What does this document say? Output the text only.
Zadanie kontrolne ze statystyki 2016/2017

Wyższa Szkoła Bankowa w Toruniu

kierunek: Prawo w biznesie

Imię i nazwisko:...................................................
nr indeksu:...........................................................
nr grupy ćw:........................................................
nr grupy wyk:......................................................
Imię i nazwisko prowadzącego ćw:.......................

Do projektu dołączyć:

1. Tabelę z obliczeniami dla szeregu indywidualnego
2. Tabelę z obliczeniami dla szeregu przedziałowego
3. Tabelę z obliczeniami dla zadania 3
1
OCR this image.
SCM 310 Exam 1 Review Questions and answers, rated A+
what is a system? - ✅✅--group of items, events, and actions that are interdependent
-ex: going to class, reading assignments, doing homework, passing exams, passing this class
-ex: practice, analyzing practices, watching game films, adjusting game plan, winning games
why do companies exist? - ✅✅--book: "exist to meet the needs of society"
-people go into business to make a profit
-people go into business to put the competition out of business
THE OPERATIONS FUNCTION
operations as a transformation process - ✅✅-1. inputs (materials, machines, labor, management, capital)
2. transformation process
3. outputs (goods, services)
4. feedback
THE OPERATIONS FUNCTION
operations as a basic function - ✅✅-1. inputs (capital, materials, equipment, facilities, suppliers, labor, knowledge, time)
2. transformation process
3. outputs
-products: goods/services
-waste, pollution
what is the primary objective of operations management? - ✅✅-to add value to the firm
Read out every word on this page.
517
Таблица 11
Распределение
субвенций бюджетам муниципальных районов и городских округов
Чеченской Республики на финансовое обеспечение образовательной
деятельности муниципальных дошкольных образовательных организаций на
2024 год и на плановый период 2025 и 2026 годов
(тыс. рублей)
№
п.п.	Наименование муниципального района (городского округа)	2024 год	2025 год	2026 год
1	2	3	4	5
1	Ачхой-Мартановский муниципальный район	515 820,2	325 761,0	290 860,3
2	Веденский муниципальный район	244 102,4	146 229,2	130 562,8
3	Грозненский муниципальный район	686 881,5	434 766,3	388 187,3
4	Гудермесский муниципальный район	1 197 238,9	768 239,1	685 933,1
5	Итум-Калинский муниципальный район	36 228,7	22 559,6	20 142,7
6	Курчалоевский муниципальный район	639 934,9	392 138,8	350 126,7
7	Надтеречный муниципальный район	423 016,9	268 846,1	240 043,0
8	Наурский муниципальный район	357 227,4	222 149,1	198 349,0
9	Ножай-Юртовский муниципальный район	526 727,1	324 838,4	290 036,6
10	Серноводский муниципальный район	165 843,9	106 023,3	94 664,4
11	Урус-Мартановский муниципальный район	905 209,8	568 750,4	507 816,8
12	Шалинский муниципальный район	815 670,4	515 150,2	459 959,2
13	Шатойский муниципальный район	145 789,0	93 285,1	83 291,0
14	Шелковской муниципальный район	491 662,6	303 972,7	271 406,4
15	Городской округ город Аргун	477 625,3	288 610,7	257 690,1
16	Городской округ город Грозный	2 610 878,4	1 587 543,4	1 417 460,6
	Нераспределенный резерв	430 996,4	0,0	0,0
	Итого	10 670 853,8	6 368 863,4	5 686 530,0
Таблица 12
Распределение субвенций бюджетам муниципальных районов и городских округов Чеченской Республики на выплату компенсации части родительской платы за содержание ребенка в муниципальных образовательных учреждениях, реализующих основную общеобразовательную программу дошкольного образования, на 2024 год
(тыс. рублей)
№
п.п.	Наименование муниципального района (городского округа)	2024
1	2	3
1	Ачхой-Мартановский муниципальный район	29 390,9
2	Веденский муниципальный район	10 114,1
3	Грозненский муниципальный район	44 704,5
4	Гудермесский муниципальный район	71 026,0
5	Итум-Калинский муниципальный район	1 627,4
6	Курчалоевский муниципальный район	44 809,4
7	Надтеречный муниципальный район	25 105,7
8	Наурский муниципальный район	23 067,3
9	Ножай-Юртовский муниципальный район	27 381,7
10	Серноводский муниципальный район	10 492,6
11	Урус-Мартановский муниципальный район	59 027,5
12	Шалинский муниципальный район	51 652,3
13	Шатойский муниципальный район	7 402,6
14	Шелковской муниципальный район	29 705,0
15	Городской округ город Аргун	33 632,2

__Exercise description__
The records above need to be transcribed in full. Keep every character unchanged.

__Reply__
What does this document say? Output the text only.
Zadanie kontrolne ze statystyki 2016/2017

Wyższa Szkoła Bankowa w Toruniu

kierunek: Prawo w biznesie

Imię i nazwisko:...................................................
nr indeksu:...........................................................
nr grupy ćw:........................................................
nr grupy wyk:......................................................
Imię i nazwisko prowadzącego ćw:.......................

Do projektu dołączyć:

1. Tabelę z obliczeniami dla szeregu indywidualnego
2. Tabelę z obliczeniami dla szeregu przedziałowego
3. Tabelę z obliczeniami dla zadania 3
1
OCR this image.
SCM 310 Exam 1 Review Questions and answers, rated A+
what is a system? - ✅✅--group of items, events, and actions that are interdependent
-ex: going to class, reading assignments, doing homework, passing exams, passing this class
-ex: practice, analyzing practices, watching game films, adjusting game plan, winning games
why do companies exist? - ✅✅--book: "exist to meet the needs of society"
-people go into business to make a profit
-people go into business to put the competition out of business
THE OPERATIONS FUNCTION
operations as a transformation process - ✅✅-1. inputs (materials, machines, labor, management, capital)
2. transformation process
3. outputs (goods, services)
4. feedback
THE OPERATIONS FUNCTION
operations as a basic function - ✅✅-1. inputs (capital, materials, equipment, facilities, suppliers, labor, knowledge, time)
2. transformation process
3. outputs
-products: goods/services
-waste, pollution
what is the primary objective of operations management? - ✅✅-to add value to the firm
Read out every word on this page.
517
Таблица 11
Распределение
субвенций бюджетам муниципальных районов и городских округов
Чеченской Республики на финансовое обеспечение образовательной
деятельности муниципальных дошкольных образовательных организаций на
2024 год и на плановый период 2025 и 2026 годов
(тыс. рублей)
№
п.п.	Наименование муниципального района (городского округа)	2024 год	2025 год	2026 год
1	2	3	4	5
1	Ачхой-Мартановский муниципальный район	515 820,2	325 761,0	290 860,3
2	Веденский муниципальный район	244 102,4	146 229,2	130 562,8
3	Грозненский муниципальный район	686 881,5	434 766,3	388 187,3
4	Гудермесский муниципальный район	1 197 238,9	768 239,1	685 933,1
5	Итум-Калинский муниципальный район	36 228,7	22 559,6	20 142,7
6	Курчалоевский муниципальный район	639 934,9	392 138,8	350 126,7
7	Надтеречный муниципальный район	423 016,9	268 846,1	240 043,0
8	Наурский муниципальный район	357 227,4	222 149,1	198 349,0
9	Ножай-Юртовский муниципальный район	526 727,1	324 838,4	290 036,6
10	Серноводский муниципальный район	165 843,9	106 023,3	94 664,4
11	Урус-Мартановский муниципальный район	905 209,8	568 750,4	507 816,8
12	Шалинский муниципальный район	815 670,4	515 150,2	459 959,2
13	Шатойский муниципальный район	145 789,0	93 285,1	83 291,0
14	Шелковской муниципальный район	491 662,6	303 972,7	271 406,4
15	Городской округ город Аргун	477 625,3	288 610,7	257 690,1
16	Городской округ город Грозный	2 610 878,4	1 587 543,4	1 417 460,6
	Нераспределенный резерв	430 996,4	0,0	0,0
	Итого	10 670 853,8	6 368 863,4	5 686 530,0
Таблица 12
Распределение субвенций бюджетам муниципальных районов и городских округов Чеченской Республики на выплату компенсации части родительской платы за содержание ребенка в муниципальных образовательных учреждениях, реализующих основную общеобразовательную программу дошкольного образования, на 2024 год
(тыс. рублей)
№
п.п.	Наименование муниципального района (городского округа)	2024
1	2	3
1	Ачхой-Мартановский муниципальный район	29 390,9
2	Веденский муниципальный район	10 114,1
3	Грозненский муниципальный район	44 704,5
4	Гудермесский муниципальный район	71 026,0
5	Итум-Калинский муниципальный район	1 627,4
6	Курчалоевский муниципальный район	44 809,4
7	Надтеречный муниципальный район	25 105,7
8	Наурский муниципальный район	23 067,3
9	Ножай-Юртовский муниципальный район	27 381,7
10	Серноводский муниципальный район	10 492,6
11	Урус-Мартановский муниципальный район	59 027,5
12	Шалинский муниципальный район	51 652,3
13	Шатойский муниципальный район	7 402,6
14	Шелковской муниципальный район	29 705,0
15	Городской округ город Аргун	33 632,2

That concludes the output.